> **Set problem**: Output all lines exactly, with nothing added or dropped.

Excerpts from a figure dataset

## begin

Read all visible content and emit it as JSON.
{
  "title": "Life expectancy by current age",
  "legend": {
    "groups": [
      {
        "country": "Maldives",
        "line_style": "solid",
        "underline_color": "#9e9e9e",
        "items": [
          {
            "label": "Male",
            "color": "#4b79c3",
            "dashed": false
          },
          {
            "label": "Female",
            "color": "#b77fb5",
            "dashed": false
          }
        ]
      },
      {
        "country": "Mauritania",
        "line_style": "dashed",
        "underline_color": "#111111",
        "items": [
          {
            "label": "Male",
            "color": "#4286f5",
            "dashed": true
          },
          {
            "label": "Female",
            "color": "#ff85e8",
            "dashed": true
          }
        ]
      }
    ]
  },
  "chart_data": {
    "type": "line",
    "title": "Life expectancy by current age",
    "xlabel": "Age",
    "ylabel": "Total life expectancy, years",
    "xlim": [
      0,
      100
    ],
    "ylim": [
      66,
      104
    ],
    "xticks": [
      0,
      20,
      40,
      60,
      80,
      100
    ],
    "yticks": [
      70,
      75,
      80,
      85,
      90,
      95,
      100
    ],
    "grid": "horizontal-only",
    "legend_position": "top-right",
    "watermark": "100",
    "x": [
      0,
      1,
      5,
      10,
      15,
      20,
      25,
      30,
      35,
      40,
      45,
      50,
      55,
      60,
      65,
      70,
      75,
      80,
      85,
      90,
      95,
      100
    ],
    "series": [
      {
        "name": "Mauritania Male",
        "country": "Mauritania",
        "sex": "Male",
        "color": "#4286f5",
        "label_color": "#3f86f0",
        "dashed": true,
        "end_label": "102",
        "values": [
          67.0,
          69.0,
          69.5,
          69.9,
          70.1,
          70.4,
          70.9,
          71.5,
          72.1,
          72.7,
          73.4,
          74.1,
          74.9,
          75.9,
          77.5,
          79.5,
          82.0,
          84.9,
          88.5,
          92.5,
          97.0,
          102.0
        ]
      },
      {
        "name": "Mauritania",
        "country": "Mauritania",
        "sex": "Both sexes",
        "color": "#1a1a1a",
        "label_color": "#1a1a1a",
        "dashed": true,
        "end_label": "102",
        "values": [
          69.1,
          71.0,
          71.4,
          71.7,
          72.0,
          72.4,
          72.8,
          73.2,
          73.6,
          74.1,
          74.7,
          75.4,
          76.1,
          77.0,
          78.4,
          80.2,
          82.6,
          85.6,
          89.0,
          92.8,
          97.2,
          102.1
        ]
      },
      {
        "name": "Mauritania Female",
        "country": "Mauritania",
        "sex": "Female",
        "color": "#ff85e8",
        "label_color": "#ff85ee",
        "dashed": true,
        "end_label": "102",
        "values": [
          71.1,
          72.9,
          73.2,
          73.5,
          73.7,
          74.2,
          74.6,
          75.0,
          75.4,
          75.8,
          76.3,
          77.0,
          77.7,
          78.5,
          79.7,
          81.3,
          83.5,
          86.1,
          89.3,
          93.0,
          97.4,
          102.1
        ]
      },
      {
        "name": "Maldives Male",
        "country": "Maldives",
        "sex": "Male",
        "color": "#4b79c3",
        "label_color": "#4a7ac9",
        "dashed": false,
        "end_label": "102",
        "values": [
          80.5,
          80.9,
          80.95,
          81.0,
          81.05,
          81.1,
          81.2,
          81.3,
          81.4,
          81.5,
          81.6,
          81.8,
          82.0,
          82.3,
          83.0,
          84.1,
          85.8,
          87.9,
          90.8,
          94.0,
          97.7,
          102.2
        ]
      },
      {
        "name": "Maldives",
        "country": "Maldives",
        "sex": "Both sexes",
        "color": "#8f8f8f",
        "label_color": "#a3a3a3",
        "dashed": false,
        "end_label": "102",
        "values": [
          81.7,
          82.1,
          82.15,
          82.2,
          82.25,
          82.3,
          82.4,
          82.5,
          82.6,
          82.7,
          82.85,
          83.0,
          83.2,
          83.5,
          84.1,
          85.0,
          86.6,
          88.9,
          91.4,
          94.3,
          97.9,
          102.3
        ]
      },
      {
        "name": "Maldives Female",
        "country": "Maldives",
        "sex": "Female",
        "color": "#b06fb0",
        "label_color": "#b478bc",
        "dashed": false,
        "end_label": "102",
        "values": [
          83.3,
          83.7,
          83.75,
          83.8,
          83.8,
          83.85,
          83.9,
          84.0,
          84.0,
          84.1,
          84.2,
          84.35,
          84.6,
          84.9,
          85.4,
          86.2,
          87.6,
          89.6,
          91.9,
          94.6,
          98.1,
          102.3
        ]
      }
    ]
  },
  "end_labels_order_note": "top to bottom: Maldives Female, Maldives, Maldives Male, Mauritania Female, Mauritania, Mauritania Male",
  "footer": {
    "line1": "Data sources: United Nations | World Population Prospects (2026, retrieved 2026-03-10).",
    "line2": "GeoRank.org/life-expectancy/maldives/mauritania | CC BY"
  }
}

## end

> **Result**:
Read all visible content and emit it as JSON.
{
  "title": "Life expectancy by current age",
  "legend": {
    "groups": [
      {
        "country": "Maldives",
        "line_style": "solid",
        "underline_color": "#9e9e9e",
        "items": [
          {
            "label": "Male",
            "color": "#4b79c3",
            "dashed": false
          },
          {
            "label": "Female",
            "color": "#b77fb5",
            "dashed": false
          }
        ]
      },
      {
        "country": "Mauritania",
        "line_style": "dashed",
        "underline_color": "#111111",
        "items": [
          {
            "label": "Male",
            "color": "#4286f5",
            "dashed": true
          },
          {
            "label": "Female",
            "color": "#ff85e8",
            "dashed": true
          }
        ]
      }
    ]
  },
  "chart_data": {
    "type": "line",
    "title": "Life expectancy by current age",
    "xlabel": "Age",
    "ylabel": "Total life expectancy, years",
    "xlim": [
      0,
      100
    ],
    "ylim": [
      66,
      104
    ],
    "xticks": [
      0,
      20,
      40,
      60,
      80,
      100
    ],
    "yticks": [
      70,
      75,
      80,
      85,
      90,
      95,
      100
    ],
    "grid": "horizontal-only",
    "legend_position": "top-right",
    "watermark": "100",
    "x": [
      0,
      1,
      5,
      10,
      15,
      20,
      25,
      30,
      35,
      40,
      45,
      50,
      55,
      60,
      65,
      70,
      75,
      80,
      85,
      90,
      95,
      100
    ],
    "series": [
      {
        "name": "Mauritania Male",
        "country": "Mauritania",
        "sex": "Male",
        "color": "#4286f5",
        "label_color": "#3f86f0",
        "dashed": true,
        "end_label": "102",
        "values": [
          67.0,
          69.0,
          69.5,
          69.9,
          70.1,
          70.4,
          70.9,
          71.5,
          72.1,
          72.7,
          73.4,
          74.1,
          74.9,
          75.9,
          77.5,
          79.5,
          82.0,
          84.9,
          88.5,
          92.5,
          97.0,
          102.0
        ]
      },
      {
        "name": "Mauritania",
        "country": "Mauritania",
        "sex": "Both sexes",
        "color": "#1a1a1a",
        "label_color": "#1a1a1a",
        "dashed": true,
        "end_label": "102",
        "values": [
          69.1,
          71.0,
          71.4,
          71.7,
          72.0,
          72.4,
          72.8,
          73.2,
          73.6,
          74.1,
          74.7,
          75.4,
          76.1,
          77.0,
          78.4,
          80.2,
          82.6,
          85.6,
          89.0,
          92.8,
          97.2,
          102.1
        ]
      },
      {
        "name": "Mauritania Female",
        "country": "Mauritania",
        "sex": "Female",
        "color": "#ff85e8",
        "label_color": "#ff85ee",
        "dashed": true,
        "end_label": "102",
        "values": [
          71.1,
          72.9,
          73.2,
          73.5,
          73.7,
          74.2,
          74.6,
          75.0,
          75.4,
          75.8,
          76.3,
          77.0,
          77.7,
          78.5,
          79.7,
          81.3,
          83.5,
          86.1,
          89.3,
          93.0,
          97.4,
          102.1
        ]
      },
      {
        "name": "Maldives Male",
        "country": "Maldives",
        "sex": "Male",
        "color": "#4b79c3",
        "label_color": "#4a7ac9",
        "dashed": false,
        "end_label": "102",
        "values": [
          80.5,
          80.9,
          80.95,
          81.0,
          81.05,
          81.1,
          81.2,
          81.3,
          81.4,
          81.5,
          81.6,
          81.8,
          82.0,
          82.3,
          83.0,
          84.1,
          85.8,
          87.9,
          90.8,
          94.0,
          97.7,
          102.2
        ]
      },
      {
        "name": "Maldives",
        "country": "Maldives",
        "sex": "Both sexes",
        "color": "#8f8f8f",
        "label_color": "#a3a3a3",
        "dashed": false,
        "end_label": "102",
        "values": [
          81.7,
          82.1,
          82.15,
          82.2,
          82.25,
          82.3,
          82.4,
          82.5,
          82.6,
          82.7,
          82.85,
          83.0,
          83.2,
          83.5,
          84.1,
          85.0,
          86.6,
          88.9,
          91.4,
          94.3,
          97.9,
          102.3
        ]
      },
      {
        "name": "Maldives Female",
        "country": "Maldives",
        "sex": "Female",
        "color": "#b06fb0",
        "label_color": "#b478bc",
        "dashed": false,
        "end_label": "102",
        "values": [
          83.3,
          83.7,
          83.75,
          83.8,
          83.8,
          83.85,
          83.9,
          84.0,
          84.0,
          84.1,
          84.2,
          84.35,
          84.6,
          84.9,
          85.4,
          86.2,
          87.6,
          89.6,
          91.9,
          94.6,
          98.1,
          102.3
        ]
      }
    ]
  },
  "end_labels_order_note": "top to bottom: Maldives Female, Maldives, Maldives Male, Mauritania Female, Mauritania, Mauritania Male",
  "footer": {
    "line1": "Data sources: United Nations | World Population Prospects (2026, retrieved 2026-03-10).",
    "line2": "GeoRank.org/life-expectancy/maldives/mauritania | CC BY"
  }
}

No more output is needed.